Copy each line of the entries that contains the word "detached".
:::::
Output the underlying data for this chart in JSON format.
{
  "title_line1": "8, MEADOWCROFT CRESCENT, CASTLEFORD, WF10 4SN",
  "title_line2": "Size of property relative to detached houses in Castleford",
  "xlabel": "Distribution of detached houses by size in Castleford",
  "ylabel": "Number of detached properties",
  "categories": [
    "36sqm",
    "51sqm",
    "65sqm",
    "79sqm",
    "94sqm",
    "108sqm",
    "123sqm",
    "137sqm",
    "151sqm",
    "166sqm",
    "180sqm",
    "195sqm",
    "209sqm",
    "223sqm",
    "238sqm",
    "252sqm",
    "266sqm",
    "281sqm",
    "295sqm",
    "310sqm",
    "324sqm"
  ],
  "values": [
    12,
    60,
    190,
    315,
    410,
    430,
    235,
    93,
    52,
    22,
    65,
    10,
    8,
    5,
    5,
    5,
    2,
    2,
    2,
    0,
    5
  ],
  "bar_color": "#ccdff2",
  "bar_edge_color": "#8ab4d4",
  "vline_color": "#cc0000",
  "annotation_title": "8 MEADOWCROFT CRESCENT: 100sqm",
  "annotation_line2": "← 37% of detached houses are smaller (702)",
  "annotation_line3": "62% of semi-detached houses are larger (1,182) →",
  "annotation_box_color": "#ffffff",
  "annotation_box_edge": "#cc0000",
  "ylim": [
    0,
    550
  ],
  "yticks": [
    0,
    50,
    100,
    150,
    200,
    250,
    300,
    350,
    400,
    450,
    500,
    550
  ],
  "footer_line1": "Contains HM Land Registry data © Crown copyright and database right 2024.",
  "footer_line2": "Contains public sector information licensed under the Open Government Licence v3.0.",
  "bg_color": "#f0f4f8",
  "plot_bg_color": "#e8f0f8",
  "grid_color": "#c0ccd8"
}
:::::
◆ Output
  "title_line2": "Size of property relative to detached houses in Castleford",
  "xlabel": "Distribution of detached houses by size in Castleford",
  "ylabel": "Number of detached properties",
  "annotation_line2": "← 37% of detached houses are smaller (702)",
  "annotation_line3": "62% of semi-detached houses are larger (1,182) →",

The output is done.